▸ Problem requirements: Pick out each line in these entries that contains the string "name".

▸ Records for the exercise:
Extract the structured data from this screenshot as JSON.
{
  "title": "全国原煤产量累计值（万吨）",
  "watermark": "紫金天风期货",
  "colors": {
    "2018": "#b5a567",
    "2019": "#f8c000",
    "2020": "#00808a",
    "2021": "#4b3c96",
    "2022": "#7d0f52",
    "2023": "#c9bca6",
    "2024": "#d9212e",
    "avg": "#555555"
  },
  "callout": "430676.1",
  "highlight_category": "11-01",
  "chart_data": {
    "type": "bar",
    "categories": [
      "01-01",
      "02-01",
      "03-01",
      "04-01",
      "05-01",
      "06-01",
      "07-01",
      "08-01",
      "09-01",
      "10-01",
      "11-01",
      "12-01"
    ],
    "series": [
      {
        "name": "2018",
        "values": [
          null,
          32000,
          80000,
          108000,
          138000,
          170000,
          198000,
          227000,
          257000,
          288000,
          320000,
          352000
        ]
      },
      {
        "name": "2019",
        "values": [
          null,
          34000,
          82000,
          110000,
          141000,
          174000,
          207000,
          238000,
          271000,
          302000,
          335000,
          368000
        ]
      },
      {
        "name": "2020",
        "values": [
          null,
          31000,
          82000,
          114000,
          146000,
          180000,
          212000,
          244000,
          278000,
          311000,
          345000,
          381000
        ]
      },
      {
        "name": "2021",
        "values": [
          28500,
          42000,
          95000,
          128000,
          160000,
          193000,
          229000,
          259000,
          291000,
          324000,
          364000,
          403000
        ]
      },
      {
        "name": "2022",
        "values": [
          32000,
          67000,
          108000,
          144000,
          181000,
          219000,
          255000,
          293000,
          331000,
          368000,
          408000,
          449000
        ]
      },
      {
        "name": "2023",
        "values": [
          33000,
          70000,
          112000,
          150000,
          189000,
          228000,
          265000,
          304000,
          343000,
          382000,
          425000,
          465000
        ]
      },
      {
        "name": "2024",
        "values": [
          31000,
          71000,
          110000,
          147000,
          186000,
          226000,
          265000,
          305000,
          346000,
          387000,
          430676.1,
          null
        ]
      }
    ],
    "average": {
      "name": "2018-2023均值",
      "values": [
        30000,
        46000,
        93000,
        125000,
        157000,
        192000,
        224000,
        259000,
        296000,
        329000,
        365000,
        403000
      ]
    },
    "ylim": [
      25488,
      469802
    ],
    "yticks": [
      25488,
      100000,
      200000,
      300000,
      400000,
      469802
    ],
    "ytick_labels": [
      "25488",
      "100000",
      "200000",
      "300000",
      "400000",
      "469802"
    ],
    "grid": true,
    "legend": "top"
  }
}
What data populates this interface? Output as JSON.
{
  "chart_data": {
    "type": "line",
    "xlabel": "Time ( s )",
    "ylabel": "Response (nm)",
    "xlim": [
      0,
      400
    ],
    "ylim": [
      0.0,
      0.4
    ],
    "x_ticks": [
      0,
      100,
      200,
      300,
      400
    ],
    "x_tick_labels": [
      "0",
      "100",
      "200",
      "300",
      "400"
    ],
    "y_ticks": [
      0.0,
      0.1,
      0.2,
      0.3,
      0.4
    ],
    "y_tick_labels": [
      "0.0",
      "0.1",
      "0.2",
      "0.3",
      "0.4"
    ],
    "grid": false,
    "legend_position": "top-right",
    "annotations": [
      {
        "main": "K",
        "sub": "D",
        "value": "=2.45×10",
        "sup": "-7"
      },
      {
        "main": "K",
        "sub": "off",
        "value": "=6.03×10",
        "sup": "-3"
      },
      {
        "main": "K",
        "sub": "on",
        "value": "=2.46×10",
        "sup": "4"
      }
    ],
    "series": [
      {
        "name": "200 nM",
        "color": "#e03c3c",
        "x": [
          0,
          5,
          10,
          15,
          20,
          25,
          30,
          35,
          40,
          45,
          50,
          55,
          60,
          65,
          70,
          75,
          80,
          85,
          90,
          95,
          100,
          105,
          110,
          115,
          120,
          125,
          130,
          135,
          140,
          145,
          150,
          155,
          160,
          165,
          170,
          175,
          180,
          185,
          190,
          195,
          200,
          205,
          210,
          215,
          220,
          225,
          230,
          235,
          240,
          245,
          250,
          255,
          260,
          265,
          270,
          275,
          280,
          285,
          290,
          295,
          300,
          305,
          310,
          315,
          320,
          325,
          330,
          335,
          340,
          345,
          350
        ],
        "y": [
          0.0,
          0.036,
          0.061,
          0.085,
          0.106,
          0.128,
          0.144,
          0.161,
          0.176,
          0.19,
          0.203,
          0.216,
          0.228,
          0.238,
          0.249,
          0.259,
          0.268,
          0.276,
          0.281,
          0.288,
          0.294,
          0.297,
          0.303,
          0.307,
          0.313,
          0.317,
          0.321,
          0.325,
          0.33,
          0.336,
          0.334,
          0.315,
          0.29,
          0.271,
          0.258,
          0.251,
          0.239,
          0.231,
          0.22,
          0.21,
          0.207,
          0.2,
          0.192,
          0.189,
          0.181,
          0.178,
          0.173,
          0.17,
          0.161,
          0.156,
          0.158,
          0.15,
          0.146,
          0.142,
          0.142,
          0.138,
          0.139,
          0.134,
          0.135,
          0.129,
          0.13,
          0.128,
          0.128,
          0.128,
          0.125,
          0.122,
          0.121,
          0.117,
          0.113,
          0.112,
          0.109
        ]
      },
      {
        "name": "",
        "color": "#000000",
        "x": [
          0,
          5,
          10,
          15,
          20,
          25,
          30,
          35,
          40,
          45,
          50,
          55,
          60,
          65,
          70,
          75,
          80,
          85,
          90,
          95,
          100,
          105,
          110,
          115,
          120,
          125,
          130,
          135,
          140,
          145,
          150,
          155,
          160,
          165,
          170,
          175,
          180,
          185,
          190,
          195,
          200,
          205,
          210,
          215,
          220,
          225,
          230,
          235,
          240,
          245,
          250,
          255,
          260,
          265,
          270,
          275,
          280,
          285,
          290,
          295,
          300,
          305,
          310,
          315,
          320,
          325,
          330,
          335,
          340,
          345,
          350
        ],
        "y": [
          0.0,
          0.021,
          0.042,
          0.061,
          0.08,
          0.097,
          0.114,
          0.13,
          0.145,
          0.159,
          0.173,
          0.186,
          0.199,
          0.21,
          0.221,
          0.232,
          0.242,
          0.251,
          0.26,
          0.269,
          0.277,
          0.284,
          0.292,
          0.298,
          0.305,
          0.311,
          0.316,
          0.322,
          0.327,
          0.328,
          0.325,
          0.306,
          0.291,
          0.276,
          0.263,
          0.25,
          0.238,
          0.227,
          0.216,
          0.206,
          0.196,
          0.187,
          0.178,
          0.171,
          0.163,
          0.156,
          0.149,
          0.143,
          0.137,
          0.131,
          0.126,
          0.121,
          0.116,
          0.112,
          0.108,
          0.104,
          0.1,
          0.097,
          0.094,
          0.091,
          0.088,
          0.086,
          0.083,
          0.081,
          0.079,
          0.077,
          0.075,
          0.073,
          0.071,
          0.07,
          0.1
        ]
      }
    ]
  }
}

▸ Answer for the task:
        "name": "2018",
        "name": "2019",
        "name": "2020",
        "name": "2021",
        "name": "2022",
        "name": "2023",
        "name": "2024",
      "name": "2018-2023均值",
        "name": "200 nM",
        "name": "",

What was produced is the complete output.